### DIRECTIONS FOR THIS TASK
Locate the word "Diode" in the data below, then copy every line that holds it.

### DATA PROVIDED

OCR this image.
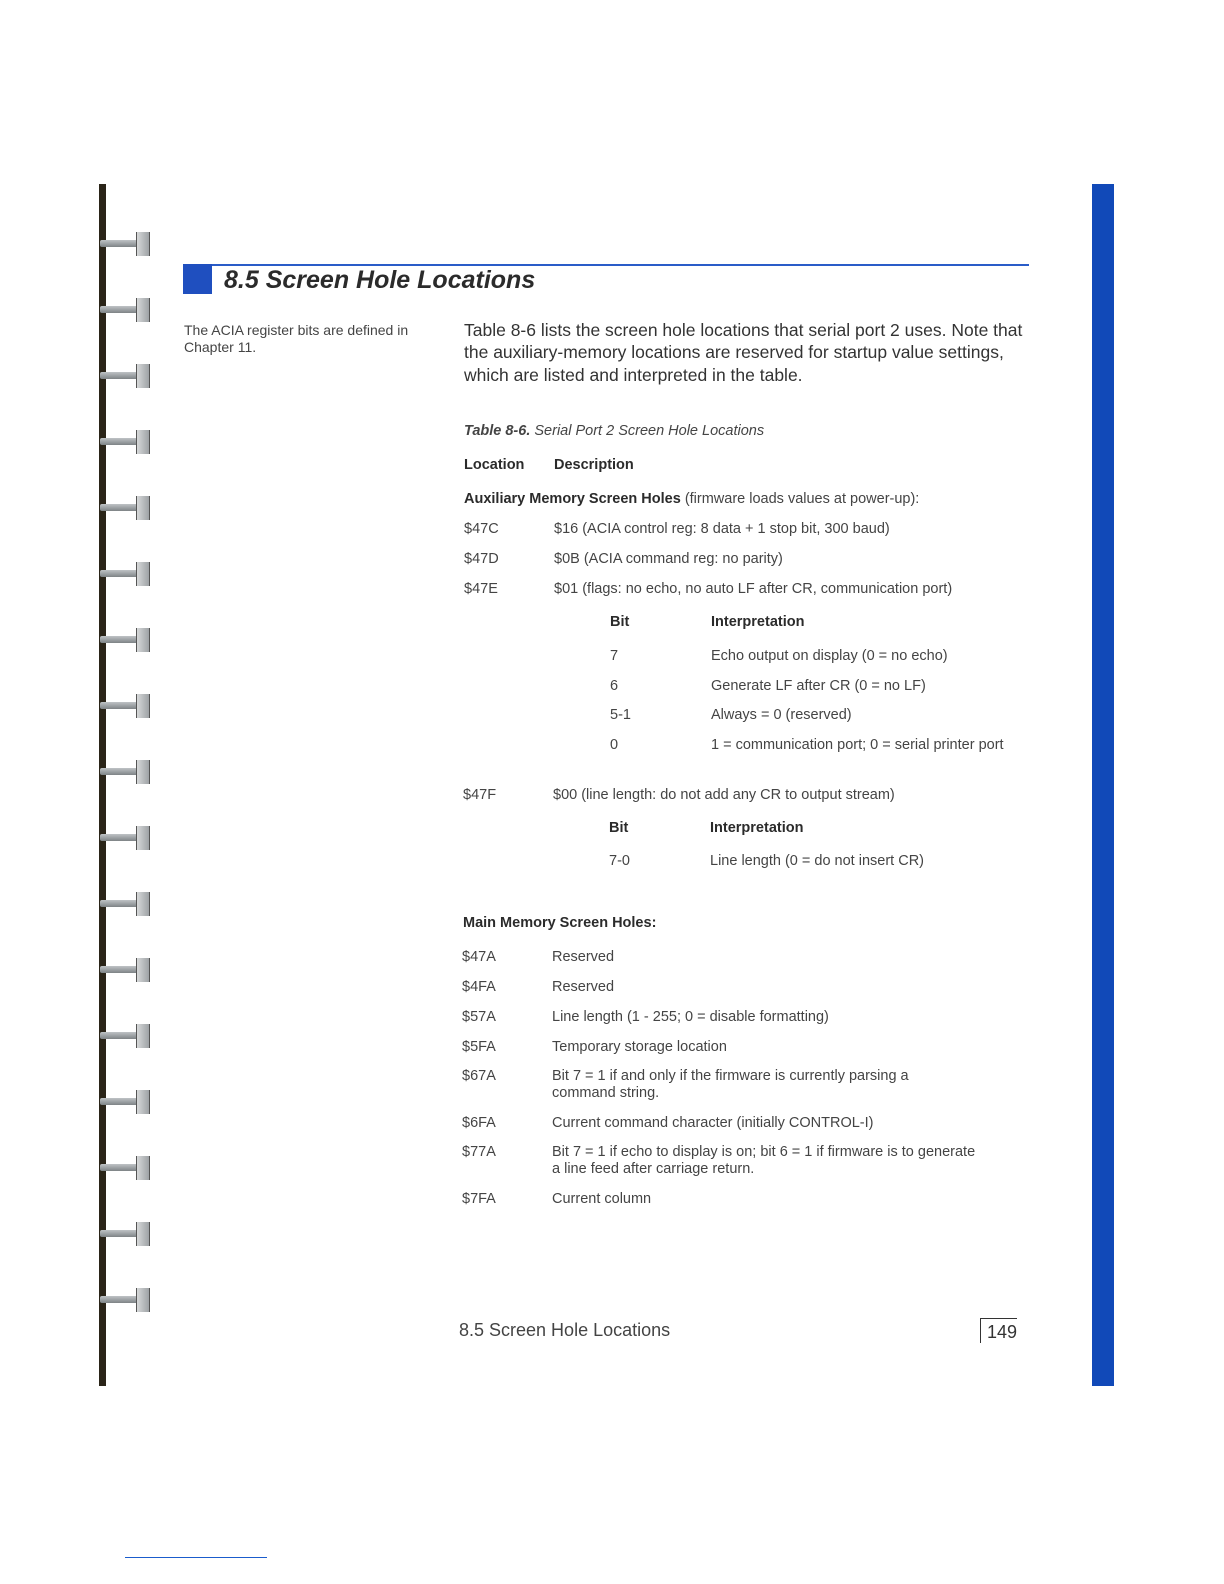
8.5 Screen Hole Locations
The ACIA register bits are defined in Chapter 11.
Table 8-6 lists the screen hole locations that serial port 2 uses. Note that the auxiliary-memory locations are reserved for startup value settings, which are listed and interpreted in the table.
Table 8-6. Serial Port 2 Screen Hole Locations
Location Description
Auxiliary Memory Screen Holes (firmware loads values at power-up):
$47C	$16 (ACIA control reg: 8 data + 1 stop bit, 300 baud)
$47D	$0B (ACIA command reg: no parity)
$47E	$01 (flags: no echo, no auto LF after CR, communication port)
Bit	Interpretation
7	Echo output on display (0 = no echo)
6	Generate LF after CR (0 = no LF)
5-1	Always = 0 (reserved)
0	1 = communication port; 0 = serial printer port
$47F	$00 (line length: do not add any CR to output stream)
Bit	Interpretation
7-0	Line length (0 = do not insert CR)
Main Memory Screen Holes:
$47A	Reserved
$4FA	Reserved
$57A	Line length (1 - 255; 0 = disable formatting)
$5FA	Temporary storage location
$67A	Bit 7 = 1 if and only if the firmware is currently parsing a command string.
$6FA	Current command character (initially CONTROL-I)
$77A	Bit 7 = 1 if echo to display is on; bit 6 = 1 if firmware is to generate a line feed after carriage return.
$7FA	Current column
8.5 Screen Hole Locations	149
...
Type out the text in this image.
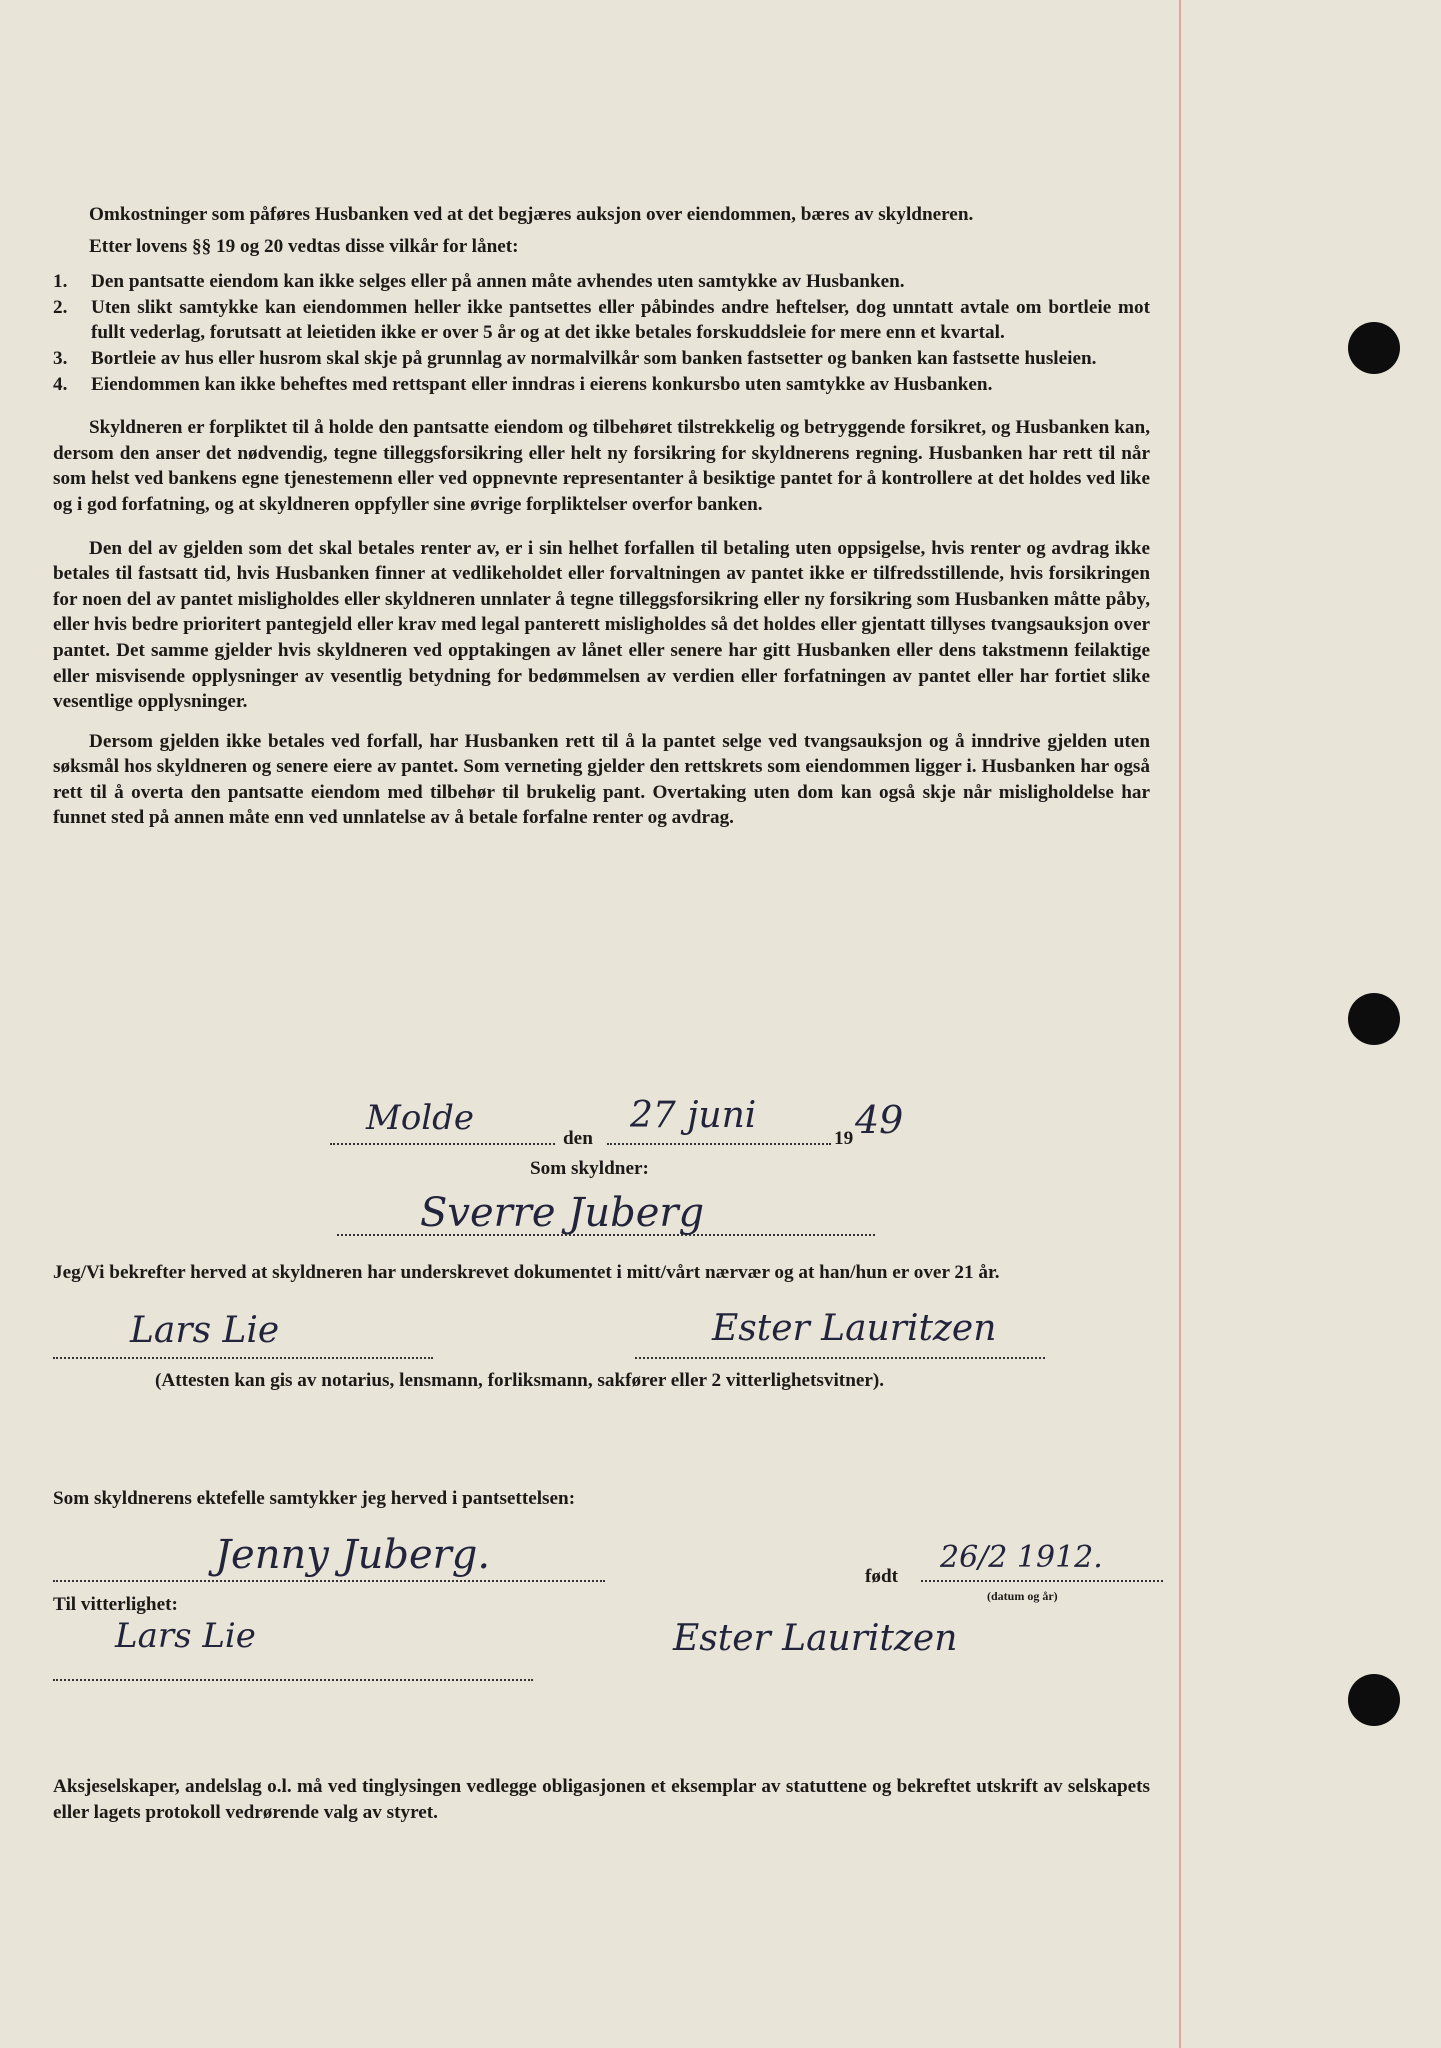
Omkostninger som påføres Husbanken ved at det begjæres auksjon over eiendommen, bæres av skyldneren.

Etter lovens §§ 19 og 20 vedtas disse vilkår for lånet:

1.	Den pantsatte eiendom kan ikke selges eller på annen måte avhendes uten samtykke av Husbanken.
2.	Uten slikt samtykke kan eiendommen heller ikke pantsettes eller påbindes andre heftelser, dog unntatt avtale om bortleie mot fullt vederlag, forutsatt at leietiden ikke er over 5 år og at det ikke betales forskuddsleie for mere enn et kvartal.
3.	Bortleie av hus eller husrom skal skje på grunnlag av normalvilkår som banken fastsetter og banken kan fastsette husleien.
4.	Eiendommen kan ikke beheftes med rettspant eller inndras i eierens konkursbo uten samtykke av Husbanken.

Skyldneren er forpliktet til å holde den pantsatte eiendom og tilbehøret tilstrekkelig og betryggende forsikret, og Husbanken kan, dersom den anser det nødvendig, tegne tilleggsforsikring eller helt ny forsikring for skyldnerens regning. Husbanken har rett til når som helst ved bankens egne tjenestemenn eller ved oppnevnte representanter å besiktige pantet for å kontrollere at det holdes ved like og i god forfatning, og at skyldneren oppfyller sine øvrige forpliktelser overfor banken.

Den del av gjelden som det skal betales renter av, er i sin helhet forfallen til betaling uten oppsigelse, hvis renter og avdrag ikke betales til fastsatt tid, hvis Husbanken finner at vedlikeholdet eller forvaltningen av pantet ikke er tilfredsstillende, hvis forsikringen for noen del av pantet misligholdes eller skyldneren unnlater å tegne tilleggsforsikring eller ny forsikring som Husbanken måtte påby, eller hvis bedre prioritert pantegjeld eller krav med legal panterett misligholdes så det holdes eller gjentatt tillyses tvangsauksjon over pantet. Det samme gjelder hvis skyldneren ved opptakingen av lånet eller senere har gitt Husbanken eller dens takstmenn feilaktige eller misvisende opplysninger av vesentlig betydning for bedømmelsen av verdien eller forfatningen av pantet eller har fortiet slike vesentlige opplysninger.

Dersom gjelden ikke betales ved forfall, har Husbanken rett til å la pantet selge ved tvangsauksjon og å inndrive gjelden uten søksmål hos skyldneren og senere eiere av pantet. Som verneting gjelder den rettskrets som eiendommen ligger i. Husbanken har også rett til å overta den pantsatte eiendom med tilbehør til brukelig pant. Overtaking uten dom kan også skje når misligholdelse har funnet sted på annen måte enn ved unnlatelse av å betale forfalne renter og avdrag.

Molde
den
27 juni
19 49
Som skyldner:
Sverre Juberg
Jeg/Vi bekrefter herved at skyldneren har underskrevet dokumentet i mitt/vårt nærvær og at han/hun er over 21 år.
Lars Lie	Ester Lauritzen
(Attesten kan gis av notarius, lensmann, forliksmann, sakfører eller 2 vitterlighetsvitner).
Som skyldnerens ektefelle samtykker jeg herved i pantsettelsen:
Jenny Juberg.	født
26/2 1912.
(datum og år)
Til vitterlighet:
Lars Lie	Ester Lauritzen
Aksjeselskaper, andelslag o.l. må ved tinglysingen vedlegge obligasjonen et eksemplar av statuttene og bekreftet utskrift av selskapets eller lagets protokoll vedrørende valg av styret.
---
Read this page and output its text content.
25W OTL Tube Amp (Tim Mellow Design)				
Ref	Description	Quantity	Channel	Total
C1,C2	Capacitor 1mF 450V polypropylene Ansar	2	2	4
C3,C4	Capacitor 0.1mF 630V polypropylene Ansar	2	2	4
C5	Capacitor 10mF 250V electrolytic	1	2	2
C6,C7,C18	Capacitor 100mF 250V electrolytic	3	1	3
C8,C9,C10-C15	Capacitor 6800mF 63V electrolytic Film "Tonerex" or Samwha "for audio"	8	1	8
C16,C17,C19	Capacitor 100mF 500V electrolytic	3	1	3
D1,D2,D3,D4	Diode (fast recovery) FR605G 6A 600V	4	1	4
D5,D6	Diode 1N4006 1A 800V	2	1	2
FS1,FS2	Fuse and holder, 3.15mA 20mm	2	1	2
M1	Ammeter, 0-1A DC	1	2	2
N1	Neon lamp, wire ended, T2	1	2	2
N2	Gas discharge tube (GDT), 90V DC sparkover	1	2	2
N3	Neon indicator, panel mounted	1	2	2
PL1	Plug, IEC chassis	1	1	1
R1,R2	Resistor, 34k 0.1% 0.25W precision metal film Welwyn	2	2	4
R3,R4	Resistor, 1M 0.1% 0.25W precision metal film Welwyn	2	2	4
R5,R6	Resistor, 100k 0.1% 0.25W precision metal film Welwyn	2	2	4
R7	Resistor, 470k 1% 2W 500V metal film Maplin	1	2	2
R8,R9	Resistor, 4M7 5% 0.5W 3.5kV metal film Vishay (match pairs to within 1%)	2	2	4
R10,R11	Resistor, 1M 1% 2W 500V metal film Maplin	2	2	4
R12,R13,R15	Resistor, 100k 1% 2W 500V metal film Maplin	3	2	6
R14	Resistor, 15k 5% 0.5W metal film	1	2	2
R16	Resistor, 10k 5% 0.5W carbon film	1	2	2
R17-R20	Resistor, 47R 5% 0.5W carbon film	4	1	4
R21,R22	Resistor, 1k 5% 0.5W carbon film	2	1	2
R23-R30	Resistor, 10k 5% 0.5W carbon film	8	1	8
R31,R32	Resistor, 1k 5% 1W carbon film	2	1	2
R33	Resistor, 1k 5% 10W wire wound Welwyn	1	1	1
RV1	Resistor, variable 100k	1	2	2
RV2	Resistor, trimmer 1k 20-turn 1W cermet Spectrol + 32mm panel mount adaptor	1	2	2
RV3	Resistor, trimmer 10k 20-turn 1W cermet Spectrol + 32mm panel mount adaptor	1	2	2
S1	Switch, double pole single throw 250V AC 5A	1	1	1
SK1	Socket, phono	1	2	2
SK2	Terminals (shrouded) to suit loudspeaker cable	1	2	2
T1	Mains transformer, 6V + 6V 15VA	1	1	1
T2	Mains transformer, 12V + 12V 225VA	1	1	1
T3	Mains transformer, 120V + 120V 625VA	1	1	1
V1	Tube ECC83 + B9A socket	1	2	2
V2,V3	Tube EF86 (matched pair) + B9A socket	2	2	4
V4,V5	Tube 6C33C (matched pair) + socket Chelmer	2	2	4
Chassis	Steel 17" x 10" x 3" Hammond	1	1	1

### ANSWER FOR THIS EXERCISE
D1,D2,D3,D4	Diode (fast recovery) FR605G 6A 600V	4	1	4
D5,D6	Diode 1N4006 1A 800V	2	1	2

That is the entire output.